◆ **Work instructions**:
Can you reproduce every line of the data below, character for character, with nothing changed or left out?

◆ **Information provided**:
***
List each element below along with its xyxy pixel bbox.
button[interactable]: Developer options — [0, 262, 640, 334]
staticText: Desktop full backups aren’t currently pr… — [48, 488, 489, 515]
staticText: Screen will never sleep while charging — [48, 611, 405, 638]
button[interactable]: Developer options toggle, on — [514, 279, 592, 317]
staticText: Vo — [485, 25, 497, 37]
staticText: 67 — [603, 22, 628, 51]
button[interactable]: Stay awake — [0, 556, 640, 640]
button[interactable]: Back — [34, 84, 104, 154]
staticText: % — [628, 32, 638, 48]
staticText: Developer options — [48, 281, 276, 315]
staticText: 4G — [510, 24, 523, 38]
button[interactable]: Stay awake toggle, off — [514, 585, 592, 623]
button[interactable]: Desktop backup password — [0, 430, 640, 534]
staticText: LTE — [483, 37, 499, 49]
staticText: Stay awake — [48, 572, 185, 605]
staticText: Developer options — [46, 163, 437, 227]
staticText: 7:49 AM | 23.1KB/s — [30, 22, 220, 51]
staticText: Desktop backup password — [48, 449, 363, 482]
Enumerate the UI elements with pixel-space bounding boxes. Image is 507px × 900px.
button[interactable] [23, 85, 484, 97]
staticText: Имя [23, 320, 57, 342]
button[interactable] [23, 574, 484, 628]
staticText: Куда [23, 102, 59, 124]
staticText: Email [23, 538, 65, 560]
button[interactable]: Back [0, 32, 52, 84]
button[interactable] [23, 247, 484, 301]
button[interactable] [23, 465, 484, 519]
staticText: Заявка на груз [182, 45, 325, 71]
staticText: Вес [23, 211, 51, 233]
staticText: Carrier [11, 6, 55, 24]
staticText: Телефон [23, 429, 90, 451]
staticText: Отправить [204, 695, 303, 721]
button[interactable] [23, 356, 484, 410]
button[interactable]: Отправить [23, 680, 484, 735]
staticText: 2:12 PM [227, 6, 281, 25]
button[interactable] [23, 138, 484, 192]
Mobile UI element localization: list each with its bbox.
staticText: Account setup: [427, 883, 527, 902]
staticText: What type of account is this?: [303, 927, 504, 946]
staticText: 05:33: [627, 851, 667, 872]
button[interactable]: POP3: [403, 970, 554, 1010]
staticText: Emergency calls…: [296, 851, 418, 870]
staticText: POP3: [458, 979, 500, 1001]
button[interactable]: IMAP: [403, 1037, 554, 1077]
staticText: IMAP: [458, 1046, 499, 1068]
***
◆ **Expected answer**:
List each element below along with its xyxy pixel bbox.
button[interactable]: Developer options — [0, 262, 640, 334]
staticText: Desktop full backups aren’t currently pr… — [48, 488, 489, 515]
staticText: Screen will never sleep while charging — [48, 611, 405, 638]
button[interactable]: Developer options toggle, on — [514, 279, 592, 317]
staticText: Vo — [485, 25, 497, 37]
staticText: 67 — [603, 22, 628, 51]
button[interactable]: Stay awake — [0, 556, 640, 640]
button[interactable]: Back — [34, 84, 104, 154]
staticText: % — [628, 32, 638, 48]
staticText: Developer options — [48, 281, 276, 315]
staticText: 4G — [510, 24, 523, 38]
button[interactable]: Stay awake toggle, off — [514, 585, 592, 623]
button[interactable]: Desktop backup password — [0, 430, 640, 534]
staticText: LTE — [483, 37, 499, 49]
staticText: Stay awake — [48, 572, 185, 605]
staticText: Developer options — [46, 163, 437, 227]
staticText: 7:49 AM | 23.1KB/s — [30, 22, 220, 51]
staticText: Desktop backup password — [48, 449, 363, 482]
Enumerate the UI elements with pixel-space bounding boxes. Image is 507px × 900px.
button[interactable] [23, 85, 484, 97]
staticText: Имя [23, 320, 57, 342]
button[interactable] [23, 574, 484, 628]
staticText: Куда [23, 102, 59, 124]
staticText: Email [23, 538, 65, 560]
button[interactable]: Back [0, 32, 52, 84]
button[interactable] [23, 247, 484, 301]
button[interactable] [23, 465, 484, 519]
staticText: Заявка на груз [182, 45, 325, 71]
staticText: Вес [23, 211, 51, 233]
staticText: Carrier [11, 6, 55, 24]
staticText: Телефон [23, 429, 90, 451]
staticText: Отправить [204, 695, 303, 721]
button[interactable] [23, 356, 484, 410]
button[interactable]: Отправить [23, 680, 484, 735]
staticText: 2:12 PM [227, 6, 281, 25]
button[interactable] [23, 138, 484, 192]
Mobile UI element localization: list each with its bbox.
staticText: Account setup: [427, 883, 527, 902]
staticText: What type of account is this?: [303, 927, 504, 946]
staticText: 05:33: [627, 851, 667, 872]
button[interactable]: POP3: [403, 970, 554, 1010]
staticText: Emergency calls…: [296, 851, 418, 870]
staticText: POP3: [458, 979, 500, 1001]
button[interactable]: IMAP: [403, 1037, 554, 1077]
staticText: IMAP: [458, 1046, 499, 1068]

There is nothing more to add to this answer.